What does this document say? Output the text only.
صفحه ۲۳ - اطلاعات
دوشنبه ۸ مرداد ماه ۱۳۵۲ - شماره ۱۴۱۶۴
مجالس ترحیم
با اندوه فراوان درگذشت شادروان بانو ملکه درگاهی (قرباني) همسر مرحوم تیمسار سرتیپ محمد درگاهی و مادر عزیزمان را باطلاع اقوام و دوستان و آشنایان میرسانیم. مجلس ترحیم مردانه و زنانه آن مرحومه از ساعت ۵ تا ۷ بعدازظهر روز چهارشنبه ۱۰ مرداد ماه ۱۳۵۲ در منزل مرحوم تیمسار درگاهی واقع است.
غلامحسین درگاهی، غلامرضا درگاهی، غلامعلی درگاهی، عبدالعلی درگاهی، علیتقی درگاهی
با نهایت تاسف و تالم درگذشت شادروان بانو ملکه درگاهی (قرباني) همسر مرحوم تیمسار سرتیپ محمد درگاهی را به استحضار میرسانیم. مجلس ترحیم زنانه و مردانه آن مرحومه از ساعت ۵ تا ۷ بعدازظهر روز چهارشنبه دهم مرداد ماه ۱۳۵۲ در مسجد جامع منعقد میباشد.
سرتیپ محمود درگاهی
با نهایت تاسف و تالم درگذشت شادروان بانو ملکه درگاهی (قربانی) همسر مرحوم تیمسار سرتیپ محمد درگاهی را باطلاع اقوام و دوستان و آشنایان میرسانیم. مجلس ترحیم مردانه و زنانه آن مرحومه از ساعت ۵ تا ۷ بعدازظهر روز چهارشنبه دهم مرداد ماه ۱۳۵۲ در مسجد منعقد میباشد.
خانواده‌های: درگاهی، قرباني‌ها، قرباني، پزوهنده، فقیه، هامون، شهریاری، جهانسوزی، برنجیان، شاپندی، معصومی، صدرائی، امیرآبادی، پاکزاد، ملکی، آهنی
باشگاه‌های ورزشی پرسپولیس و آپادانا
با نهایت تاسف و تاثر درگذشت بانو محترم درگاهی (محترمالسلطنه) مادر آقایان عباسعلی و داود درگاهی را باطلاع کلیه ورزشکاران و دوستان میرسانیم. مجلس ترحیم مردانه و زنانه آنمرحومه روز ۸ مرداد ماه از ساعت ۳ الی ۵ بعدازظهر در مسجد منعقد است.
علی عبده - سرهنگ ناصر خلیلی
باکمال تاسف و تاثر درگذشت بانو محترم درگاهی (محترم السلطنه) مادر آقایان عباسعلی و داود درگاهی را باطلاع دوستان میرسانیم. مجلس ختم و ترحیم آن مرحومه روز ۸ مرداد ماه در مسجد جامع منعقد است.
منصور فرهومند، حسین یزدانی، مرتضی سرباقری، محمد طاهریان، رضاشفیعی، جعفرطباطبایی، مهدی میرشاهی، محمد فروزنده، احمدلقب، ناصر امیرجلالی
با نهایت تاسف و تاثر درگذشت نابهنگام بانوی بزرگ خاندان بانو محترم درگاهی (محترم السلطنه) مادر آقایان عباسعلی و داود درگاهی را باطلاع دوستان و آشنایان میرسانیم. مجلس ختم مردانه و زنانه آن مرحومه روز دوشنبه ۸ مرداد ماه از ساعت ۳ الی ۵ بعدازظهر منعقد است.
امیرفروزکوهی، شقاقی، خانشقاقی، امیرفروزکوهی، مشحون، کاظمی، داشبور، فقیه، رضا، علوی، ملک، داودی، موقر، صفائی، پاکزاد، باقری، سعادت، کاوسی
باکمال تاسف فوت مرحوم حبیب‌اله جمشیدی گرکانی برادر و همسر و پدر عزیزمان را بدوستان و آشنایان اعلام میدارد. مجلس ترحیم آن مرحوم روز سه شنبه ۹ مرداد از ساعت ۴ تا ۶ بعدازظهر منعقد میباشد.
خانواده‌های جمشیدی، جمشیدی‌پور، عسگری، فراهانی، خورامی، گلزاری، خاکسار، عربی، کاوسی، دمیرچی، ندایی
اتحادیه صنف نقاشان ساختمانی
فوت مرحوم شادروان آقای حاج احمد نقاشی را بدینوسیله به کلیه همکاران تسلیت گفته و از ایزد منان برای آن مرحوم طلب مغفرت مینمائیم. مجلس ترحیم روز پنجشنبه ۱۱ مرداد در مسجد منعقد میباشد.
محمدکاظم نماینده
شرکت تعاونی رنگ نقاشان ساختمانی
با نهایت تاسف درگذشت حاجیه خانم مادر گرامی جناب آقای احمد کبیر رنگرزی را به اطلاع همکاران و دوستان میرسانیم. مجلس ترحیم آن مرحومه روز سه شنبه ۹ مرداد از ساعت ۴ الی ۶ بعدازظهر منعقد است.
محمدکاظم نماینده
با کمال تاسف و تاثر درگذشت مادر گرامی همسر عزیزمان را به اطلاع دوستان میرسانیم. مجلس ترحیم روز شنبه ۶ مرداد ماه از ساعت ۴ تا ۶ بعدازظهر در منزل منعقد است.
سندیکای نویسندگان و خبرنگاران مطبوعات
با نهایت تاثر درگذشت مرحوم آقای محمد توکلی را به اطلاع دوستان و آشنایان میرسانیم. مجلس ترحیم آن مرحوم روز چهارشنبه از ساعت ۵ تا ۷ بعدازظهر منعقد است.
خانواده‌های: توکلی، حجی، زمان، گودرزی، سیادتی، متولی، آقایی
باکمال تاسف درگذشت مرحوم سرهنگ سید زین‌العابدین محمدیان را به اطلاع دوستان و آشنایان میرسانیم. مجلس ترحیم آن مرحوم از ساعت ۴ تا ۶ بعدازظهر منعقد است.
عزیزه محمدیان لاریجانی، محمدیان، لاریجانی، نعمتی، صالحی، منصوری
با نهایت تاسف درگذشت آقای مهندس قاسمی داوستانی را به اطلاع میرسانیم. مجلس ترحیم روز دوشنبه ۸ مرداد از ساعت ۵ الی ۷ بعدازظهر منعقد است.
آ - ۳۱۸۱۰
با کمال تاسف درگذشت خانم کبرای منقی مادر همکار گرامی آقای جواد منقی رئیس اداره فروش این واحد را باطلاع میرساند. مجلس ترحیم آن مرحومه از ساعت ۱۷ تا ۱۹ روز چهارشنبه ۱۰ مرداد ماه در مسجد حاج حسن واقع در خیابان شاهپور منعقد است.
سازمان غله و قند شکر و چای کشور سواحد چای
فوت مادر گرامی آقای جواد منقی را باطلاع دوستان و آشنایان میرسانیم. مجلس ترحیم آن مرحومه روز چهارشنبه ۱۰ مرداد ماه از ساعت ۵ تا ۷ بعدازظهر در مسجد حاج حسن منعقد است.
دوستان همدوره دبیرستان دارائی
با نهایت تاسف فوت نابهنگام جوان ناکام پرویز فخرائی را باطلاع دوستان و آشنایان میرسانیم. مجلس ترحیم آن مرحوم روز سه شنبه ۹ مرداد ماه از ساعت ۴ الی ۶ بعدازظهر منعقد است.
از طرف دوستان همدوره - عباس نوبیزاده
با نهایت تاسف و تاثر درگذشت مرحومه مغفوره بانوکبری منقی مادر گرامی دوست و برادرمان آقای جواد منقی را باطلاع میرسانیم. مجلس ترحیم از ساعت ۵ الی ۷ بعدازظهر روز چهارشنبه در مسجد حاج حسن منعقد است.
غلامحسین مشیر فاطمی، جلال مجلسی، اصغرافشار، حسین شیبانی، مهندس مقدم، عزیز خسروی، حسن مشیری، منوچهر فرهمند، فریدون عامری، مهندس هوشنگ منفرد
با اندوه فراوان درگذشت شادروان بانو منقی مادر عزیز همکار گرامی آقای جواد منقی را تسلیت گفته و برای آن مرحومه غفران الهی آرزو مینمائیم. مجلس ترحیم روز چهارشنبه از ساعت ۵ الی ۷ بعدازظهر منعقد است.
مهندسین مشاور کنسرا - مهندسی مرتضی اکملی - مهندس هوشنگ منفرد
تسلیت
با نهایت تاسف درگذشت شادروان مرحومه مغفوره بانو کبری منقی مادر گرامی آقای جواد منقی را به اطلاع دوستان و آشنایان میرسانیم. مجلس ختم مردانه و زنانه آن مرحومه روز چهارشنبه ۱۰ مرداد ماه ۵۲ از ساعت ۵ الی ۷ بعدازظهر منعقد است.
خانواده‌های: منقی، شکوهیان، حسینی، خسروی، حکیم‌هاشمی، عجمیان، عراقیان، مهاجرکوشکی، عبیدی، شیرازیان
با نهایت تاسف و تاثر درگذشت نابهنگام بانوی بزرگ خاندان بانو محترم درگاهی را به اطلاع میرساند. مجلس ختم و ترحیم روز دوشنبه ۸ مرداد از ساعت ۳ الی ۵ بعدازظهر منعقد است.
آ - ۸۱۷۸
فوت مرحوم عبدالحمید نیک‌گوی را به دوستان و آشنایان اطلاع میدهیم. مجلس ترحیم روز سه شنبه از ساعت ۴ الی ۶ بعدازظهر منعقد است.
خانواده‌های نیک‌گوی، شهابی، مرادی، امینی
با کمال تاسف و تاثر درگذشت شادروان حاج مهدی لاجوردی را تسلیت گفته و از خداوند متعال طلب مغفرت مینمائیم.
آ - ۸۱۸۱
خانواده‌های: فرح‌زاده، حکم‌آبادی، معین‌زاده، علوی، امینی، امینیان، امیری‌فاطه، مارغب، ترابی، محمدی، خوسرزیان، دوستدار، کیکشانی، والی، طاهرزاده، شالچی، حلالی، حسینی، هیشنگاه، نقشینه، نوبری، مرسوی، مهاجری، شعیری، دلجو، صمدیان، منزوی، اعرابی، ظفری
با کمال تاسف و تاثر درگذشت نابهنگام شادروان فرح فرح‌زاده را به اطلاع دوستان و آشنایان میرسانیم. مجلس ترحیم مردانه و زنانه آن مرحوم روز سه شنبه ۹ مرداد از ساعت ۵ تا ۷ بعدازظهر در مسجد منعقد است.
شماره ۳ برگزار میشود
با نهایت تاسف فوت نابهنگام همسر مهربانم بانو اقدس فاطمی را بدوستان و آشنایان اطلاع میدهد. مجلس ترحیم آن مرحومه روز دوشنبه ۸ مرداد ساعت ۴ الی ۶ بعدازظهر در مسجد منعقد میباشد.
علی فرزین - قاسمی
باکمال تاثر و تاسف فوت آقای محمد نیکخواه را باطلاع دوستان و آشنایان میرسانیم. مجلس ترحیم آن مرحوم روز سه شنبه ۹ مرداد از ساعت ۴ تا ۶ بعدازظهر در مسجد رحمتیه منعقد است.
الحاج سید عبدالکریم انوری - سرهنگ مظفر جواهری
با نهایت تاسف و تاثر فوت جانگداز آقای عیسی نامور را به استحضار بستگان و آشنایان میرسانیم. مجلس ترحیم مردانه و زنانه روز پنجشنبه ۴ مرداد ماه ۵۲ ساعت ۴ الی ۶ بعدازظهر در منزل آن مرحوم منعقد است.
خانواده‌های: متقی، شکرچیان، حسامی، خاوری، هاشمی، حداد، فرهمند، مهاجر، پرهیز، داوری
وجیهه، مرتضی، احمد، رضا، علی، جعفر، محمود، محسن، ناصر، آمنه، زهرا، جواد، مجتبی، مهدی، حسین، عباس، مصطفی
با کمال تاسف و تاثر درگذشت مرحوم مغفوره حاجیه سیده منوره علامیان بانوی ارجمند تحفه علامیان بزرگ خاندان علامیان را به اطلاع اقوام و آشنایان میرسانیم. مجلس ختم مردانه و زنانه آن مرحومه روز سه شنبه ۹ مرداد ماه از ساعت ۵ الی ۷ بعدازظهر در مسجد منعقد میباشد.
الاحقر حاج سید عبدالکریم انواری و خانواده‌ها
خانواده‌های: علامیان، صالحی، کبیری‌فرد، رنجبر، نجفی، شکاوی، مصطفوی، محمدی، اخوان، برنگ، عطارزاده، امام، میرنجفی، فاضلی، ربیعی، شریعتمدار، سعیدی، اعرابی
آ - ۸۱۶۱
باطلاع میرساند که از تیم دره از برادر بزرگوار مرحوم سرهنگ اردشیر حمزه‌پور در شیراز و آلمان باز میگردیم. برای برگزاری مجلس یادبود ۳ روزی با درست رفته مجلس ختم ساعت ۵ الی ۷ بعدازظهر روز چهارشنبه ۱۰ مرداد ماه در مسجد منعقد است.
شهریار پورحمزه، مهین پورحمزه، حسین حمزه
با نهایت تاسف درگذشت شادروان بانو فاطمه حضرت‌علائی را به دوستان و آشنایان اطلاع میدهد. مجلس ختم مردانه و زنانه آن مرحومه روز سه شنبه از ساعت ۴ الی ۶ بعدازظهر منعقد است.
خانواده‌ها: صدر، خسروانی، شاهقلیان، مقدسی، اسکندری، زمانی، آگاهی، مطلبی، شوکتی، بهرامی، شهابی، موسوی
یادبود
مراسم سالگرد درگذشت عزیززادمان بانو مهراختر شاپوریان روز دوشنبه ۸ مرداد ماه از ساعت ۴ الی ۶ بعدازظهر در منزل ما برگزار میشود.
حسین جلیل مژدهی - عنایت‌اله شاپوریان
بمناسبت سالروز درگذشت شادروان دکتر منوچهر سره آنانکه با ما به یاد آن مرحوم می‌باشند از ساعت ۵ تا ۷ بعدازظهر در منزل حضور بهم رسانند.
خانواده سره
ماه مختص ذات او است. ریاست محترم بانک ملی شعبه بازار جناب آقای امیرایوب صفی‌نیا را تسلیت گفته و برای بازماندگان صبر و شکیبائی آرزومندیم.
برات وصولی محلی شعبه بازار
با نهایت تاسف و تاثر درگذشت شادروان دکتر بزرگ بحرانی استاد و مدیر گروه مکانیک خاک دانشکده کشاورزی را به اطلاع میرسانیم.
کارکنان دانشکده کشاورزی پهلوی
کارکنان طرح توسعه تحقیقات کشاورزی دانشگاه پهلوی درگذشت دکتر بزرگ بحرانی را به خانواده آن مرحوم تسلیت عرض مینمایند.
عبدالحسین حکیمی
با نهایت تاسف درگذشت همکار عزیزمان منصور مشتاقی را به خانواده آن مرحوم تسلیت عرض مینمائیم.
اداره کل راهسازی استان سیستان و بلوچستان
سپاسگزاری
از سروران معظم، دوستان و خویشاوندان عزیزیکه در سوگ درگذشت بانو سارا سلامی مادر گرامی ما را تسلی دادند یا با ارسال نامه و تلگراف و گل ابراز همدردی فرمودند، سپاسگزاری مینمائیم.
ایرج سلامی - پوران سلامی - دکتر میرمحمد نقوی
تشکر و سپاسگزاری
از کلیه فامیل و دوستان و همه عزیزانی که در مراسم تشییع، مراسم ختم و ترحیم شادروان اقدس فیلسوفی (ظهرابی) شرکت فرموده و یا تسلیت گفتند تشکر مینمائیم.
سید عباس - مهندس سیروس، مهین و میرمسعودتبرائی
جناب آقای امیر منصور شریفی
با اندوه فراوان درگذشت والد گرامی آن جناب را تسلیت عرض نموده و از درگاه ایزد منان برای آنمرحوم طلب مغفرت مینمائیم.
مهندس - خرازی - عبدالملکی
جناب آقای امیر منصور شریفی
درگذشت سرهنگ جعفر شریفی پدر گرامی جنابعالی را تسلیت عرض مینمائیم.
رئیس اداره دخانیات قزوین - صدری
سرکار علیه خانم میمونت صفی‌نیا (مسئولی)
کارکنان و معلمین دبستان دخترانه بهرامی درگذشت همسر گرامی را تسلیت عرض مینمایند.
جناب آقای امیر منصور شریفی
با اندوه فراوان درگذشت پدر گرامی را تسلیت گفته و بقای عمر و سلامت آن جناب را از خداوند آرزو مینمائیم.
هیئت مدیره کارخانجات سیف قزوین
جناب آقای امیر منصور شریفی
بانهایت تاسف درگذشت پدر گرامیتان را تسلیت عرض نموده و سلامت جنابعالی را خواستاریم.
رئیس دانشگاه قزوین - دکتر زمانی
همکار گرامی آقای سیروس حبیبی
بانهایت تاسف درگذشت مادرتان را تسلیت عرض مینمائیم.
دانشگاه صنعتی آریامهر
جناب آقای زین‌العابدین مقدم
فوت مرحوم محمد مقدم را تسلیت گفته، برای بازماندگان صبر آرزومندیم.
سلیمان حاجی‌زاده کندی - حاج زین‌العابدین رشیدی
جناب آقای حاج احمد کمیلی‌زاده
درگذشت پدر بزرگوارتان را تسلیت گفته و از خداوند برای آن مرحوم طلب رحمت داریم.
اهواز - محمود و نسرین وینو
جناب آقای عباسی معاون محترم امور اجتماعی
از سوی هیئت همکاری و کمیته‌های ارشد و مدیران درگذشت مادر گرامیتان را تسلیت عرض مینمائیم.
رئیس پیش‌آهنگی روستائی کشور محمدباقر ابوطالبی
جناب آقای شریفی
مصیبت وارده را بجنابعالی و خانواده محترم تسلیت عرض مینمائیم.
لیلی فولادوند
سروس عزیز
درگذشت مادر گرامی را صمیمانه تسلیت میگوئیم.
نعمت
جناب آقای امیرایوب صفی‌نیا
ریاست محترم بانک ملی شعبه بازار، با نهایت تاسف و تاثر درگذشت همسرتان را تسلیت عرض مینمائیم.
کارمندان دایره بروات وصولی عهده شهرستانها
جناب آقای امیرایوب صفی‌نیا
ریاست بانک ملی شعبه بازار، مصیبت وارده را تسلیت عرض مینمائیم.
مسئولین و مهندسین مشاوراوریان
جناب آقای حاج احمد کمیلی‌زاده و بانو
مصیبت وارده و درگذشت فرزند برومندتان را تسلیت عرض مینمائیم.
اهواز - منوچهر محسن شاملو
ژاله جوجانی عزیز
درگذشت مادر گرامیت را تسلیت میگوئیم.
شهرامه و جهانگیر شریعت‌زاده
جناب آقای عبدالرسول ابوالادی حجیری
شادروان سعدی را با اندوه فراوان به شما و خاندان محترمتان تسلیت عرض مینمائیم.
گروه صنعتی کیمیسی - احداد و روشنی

■ ■ ■ ■ ■ ■ ■

§ DESCRIPTION OF THE TASK
Whichever lines contain the string "محمود", select and copy them.

§ ANSWER
سرتیپ محمود درگاهی
وجیهه، مرتضی، احمد، رضا، علی، جعفر، محمود، محسن، ناصر، آمنه، زهرا، جواد، مجتبی، مهدی، حسین، عباس، مصطفی
اهواز - محمود و نسرین وینو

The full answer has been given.